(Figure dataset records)
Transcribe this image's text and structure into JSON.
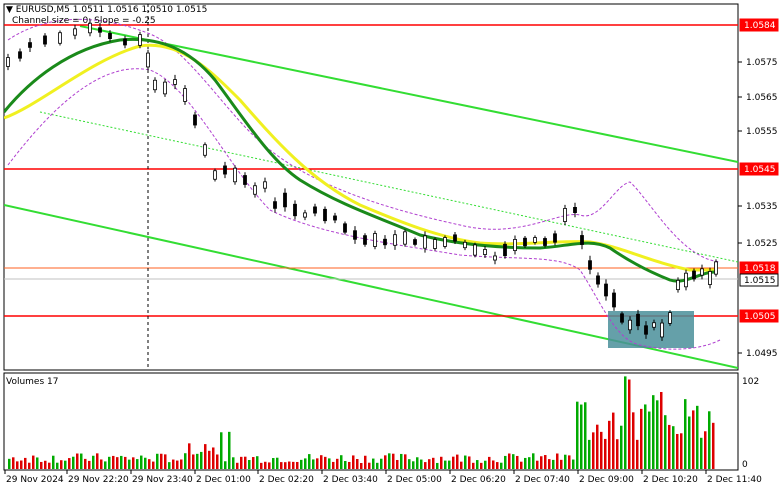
{
  "header": {
    "symbol_line": "EURUSD,M5  1.0511 1.0516 1.0510 1.0515",
    "indicator_line": "Channel size = 0; Slope = -0.25"
  },
  "volumes_label": "Volumes 17",
  "price_axis": {
    "labels": [
      "1.0575",
      "1.0565",
      "1.0555",
      "1.0535",
      "1.0525",
      "1.0495"
    ],
    "highlight_levels": [
      {
        "label": "1.0584",
        "color": "#ff0000"
      },
      {
        "label": "1.0545",
        "color": "#ff0000"
      },
      {
        "label": "1.0518",
        "color": "#ff0000"
      },
      {
        "label": "1.0515",
        "color": "#ffffff"
      },
      {
        "label": "1.0505",
        "color": "#ff0000"
      }
    ]
  },
  "volume_axis": {
    "max_label": "102",
    "min_label": "0"
  },
  "time_axis": {
    "labels": [
      "29 Nov 2024",
      "29 Nov 22:20",
      "29 Nov 23:40",
      "2 Dec 01:00",
      "2 Dec 02:20",
      "2 Dec 03:40",
      "2 Dec 05:00",
      "2 Dec 06:20",
      "2 Dec 07:40",
      "2 Dec 09:00",
      "2 Dec 10:20",
      "2 Dec 11:40"
    ]
  },
  "colors": {
    "channel": "#33dd33",
    "ma_fast": "#1a8a1a",
    "ma_slow": "#f0f020",
    "resistance": "#ff0000",
    "envelope": "#b040d0",
    "candles": "#000000",
    "box": "#4a8f9a",
    "vol_up": "#00aa00",
    "vol_down": "#dd0000"
  }
}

## EXERCISE TASK
Pictures appear in the records above. Output everything except them, exactly.

## THE COMPLETED TASK
Transcribe this image's text and structure into JSON.
{
  "header": {
    "symbol_line": "EURUSD,M5  1.0511 1.0516 1.0510 1.0515",
    "indicator_line": "Channel size = 0; Slope = -0.25"
  },
  "volumes_label": "Volumes 17",
  "price_axis": {
    "labels": [
      "1.0575",
      "1.0565",
      "1.0555",
      "1.0535",
      "1.0525",
      "1.0495"
    ],
    "highlight_levels": [
      {
        "label": "1.0584",
        "color": "#ff0000"
      },
      {
        "label": "1.0545",
        "color": "#ff0000"
      },
      {
        "label": "1.0518",
        "color": "#ff0000"
      },
      {
        "label": "1.0515",
        "color": "#ffffff"
      },
      {
        "label": "1.0505",
        "color": "#ff0000"
      }
    ]
  },
  "volume_axis": {
    "max_label": "102",
    "min_label": "0"
  },
  "time_axis": {
    "labels": [
      "29 Nov 2024",
      "29 Nov 22:20",
      "29 Nov 23:40",
      "2 Dec 01:00",
      "2 Dec 02:20",
      "2 Dec 03:40",
      "2 Dec 05:00",
      "2 Dec 06:20",
      "2 Dec 07:40",
      "2 Dec 09:00",
      "2 Dec 10:20",
      "2 Dec 11:40"
    ]
  },
  "colors": {
    "channel": "#33dd33",
    "ma_fast": "#1a8a1a",
    "ma_slow": "#f0f020",
    "resistance": "#ff0000",
    "envelope": "#b040d0",
    "candles": "#000000",
    "box": "#4a8f9a",
    "vol_up": "#00aa00",
    "vol_down": "#dd0000"
  }
}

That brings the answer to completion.